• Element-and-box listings
---

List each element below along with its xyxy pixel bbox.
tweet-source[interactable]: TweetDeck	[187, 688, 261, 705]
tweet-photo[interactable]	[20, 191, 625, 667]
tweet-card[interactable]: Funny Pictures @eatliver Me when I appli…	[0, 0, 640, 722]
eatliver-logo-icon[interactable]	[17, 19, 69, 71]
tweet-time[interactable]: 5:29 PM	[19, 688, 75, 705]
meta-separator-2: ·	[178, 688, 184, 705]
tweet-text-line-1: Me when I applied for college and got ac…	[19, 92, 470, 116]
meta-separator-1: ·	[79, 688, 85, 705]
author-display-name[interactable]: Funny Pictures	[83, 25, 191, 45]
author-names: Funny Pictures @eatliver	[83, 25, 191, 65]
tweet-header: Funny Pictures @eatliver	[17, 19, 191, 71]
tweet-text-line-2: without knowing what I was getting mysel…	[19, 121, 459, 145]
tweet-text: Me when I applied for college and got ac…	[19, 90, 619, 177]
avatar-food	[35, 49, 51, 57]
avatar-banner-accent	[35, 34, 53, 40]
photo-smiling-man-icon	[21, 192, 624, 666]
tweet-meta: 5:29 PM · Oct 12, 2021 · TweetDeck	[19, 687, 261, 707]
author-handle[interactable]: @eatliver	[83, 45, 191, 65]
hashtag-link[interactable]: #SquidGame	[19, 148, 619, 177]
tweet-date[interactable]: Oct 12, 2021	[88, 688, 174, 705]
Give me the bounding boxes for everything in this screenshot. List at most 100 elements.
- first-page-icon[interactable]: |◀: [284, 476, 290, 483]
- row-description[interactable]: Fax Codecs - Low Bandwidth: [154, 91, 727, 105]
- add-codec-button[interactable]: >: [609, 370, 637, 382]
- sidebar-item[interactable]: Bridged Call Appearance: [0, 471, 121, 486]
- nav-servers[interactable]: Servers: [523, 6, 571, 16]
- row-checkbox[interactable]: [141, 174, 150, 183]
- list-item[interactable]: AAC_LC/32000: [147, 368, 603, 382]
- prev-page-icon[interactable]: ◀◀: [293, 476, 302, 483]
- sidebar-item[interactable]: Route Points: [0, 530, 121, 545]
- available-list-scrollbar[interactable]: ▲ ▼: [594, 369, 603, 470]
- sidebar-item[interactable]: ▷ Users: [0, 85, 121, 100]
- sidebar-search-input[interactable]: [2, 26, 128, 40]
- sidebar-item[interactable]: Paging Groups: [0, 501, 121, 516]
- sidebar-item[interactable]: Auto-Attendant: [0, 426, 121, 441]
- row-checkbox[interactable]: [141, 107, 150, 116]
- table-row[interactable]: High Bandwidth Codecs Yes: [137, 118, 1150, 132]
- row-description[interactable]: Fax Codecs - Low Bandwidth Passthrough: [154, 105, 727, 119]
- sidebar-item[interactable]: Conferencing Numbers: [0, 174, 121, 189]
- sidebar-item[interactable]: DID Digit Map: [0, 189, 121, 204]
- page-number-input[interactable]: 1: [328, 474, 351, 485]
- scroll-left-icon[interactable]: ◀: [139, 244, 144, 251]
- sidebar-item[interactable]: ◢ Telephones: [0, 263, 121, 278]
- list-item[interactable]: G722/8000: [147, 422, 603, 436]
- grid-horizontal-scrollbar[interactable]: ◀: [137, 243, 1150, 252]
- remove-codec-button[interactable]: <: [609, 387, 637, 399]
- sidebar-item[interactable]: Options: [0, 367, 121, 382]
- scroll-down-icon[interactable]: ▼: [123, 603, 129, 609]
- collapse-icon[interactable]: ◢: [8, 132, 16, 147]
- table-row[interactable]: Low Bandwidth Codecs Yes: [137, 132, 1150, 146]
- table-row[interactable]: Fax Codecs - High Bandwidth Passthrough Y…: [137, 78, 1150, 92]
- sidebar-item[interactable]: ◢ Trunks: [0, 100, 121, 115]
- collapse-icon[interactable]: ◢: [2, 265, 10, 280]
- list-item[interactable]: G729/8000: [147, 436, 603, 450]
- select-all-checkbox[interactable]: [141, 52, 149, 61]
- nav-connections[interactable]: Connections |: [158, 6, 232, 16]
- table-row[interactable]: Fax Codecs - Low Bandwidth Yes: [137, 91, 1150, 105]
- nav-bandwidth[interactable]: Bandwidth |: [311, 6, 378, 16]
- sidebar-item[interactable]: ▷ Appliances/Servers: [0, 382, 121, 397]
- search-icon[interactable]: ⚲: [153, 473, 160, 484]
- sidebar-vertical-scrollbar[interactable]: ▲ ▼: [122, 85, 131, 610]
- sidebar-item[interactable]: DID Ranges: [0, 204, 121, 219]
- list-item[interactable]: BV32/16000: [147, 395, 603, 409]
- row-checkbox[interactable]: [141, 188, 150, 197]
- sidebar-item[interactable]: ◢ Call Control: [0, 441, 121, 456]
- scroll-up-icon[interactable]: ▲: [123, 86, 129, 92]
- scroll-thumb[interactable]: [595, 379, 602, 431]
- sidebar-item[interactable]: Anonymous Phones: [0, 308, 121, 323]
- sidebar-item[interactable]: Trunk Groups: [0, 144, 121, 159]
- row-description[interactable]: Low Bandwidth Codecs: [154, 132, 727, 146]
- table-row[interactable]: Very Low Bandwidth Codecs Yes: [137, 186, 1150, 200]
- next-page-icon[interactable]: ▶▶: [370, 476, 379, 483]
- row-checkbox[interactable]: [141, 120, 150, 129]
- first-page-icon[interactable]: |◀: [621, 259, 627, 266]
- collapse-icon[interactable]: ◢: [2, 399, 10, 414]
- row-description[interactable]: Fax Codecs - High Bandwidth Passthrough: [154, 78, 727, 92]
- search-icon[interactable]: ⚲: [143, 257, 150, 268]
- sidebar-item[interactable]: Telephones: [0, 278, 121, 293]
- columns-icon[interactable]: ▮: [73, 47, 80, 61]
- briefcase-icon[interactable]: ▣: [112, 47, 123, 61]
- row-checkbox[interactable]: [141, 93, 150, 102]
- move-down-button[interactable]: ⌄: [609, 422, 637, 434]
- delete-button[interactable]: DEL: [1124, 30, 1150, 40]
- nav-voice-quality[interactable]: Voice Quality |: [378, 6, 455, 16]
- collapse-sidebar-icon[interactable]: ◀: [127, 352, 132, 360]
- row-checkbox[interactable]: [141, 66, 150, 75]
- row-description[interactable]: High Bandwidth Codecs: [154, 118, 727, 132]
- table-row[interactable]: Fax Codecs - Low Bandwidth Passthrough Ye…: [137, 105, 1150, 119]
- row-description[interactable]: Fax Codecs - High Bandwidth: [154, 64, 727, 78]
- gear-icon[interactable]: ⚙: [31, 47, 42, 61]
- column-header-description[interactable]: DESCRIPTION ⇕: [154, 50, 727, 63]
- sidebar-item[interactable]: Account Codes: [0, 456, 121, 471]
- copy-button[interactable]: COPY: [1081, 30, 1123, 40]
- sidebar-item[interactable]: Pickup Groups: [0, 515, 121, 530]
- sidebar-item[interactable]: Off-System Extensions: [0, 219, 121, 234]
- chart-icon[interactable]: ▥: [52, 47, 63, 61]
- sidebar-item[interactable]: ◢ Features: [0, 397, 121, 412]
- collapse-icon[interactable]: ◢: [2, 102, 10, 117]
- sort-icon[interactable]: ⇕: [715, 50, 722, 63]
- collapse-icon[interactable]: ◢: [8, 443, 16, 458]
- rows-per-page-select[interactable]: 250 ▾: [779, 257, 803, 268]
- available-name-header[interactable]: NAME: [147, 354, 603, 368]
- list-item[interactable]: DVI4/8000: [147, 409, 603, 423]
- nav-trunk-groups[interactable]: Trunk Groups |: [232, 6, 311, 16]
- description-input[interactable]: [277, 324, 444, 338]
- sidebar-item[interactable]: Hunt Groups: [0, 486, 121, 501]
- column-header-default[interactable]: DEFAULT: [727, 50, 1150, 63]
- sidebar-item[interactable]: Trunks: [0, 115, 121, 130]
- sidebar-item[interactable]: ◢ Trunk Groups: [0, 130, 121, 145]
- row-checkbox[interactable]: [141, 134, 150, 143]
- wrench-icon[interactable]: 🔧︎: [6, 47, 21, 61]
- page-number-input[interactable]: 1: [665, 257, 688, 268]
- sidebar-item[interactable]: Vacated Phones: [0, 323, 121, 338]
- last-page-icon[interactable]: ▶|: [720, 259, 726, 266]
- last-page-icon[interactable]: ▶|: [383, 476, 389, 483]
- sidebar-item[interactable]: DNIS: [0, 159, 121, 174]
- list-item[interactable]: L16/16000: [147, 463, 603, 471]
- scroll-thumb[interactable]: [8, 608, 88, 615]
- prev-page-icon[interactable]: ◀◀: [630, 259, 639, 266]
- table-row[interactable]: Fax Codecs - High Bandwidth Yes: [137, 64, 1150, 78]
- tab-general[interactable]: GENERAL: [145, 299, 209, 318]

---

• Task
Transcribe exactly the lines from the start of the listing through the line that contains "34, 53, 40]", including that line.

• Written response
List each element below along with its xyxy pixel bbox.
tweet-source[interactable]: TweetDeck	[187, 688, 261, 705]
tweet-photo[interactable]	[20, 191, 625, 667]
tweet-card[interactable]: Funny Pictures @eatliver Me when I appli…	[0, 0, 640, 722]
eatliver-logo-icon[interactable]	[17, 19, 69, 71]
tweet-time[interactable]: 5:29 PM	[19, 688, 75, 705]
meta-separator-2: ·	[178, 688, 184, 705]
tweet-text-line-1: Me when I applied for college and got ac…	[19, 92, 470, 116]
meta-separator-1: ·	[79, 688, 85, 705]
author-display-name[interactable]: Funny Pictures	[83, 25, 191, 45]
author-names: Funny Pictures @eatliver	[83, 25, 191, 65]
tweet-header: Funny Pictures @eatliver	[17, 19, 191, 71]
tweet-text-line-2: without knowing what I was getting mysel…	[19, 121, 459, 145]
tweet-text: Me when I applied for college and got ac…	[19, 90, 619, 177]
avatar-food	[35, 49, 51, 57]
avatar-banner-accent	[35, 34, 53, 40]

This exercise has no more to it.